• Supplied entries
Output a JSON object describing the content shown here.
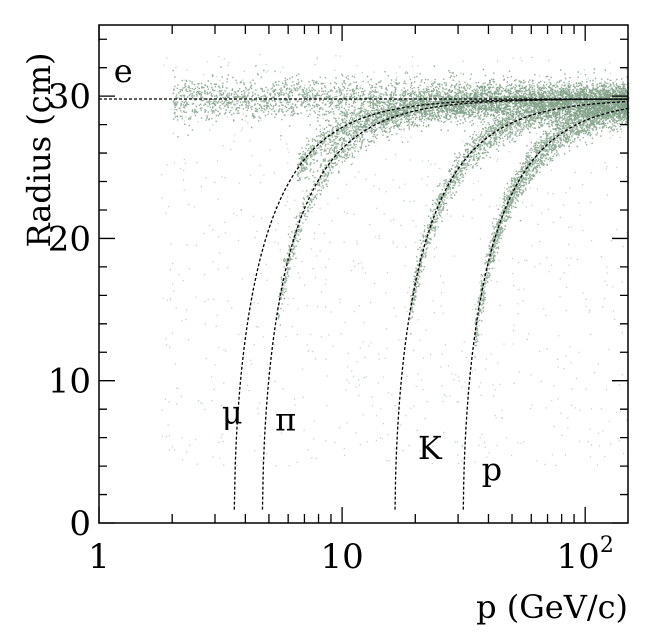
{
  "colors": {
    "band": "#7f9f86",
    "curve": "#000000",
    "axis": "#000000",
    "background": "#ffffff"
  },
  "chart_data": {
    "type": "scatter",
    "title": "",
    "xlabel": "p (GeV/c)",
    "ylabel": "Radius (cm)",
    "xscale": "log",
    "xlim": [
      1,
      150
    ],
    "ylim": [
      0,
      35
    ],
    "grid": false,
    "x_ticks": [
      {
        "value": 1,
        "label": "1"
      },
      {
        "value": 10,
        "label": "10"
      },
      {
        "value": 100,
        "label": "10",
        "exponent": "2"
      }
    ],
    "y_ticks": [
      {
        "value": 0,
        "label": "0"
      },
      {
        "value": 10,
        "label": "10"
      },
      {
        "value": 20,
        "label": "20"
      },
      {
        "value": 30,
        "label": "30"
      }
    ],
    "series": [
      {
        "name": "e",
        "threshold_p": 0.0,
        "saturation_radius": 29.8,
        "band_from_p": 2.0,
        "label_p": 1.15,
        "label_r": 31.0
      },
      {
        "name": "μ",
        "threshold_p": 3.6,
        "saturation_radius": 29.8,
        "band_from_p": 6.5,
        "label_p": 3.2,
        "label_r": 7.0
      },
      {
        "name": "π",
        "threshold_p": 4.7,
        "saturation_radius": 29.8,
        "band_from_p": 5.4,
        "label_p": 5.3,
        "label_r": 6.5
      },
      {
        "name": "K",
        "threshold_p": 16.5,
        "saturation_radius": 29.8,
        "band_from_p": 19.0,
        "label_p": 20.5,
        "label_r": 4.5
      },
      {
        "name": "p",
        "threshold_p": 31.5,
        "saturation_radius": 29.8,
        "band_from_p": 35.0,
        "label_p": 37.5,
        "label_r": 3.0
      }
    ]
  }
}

==

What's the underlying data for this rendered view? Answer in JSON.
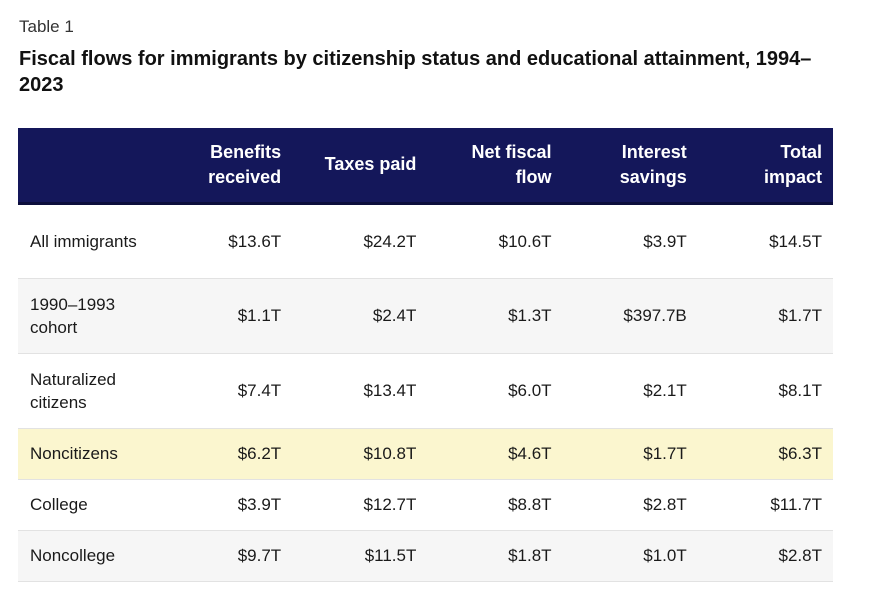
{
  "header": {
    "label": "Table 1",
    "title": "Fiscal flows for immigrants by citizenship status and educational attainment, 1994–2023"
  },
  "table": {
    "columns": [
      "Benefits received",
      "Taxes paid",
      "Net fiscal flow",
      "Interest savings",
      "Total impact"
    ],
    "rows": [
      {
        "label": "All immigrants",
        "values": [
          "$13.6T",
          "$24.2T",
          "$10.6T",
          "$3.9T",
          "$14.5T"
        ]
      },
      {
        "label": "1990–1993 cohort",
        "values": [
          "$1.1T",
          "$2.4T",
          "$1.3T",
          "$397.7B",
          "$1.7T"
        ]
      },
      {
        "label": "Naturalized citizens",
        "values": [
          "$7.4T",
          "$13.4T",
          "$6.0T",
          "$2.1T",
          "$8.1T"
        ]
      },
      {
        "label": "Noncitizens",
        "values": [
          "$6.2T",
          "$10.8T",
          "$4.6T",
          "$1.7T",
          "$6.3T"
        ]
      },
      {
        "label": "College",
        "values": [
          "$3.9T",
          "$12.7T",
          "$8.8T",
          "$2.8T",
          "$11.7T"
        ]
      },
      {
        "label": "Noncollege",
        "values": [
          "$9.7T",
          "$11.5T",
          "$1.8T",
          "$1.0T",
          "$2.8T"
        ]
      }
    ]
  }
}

• Prompt
Using the material above, report each line where "JSON" occurs.

• The response
Output a JSON object describing the content shown here.
What's the underlying data for this rendered view? Answer in JSON.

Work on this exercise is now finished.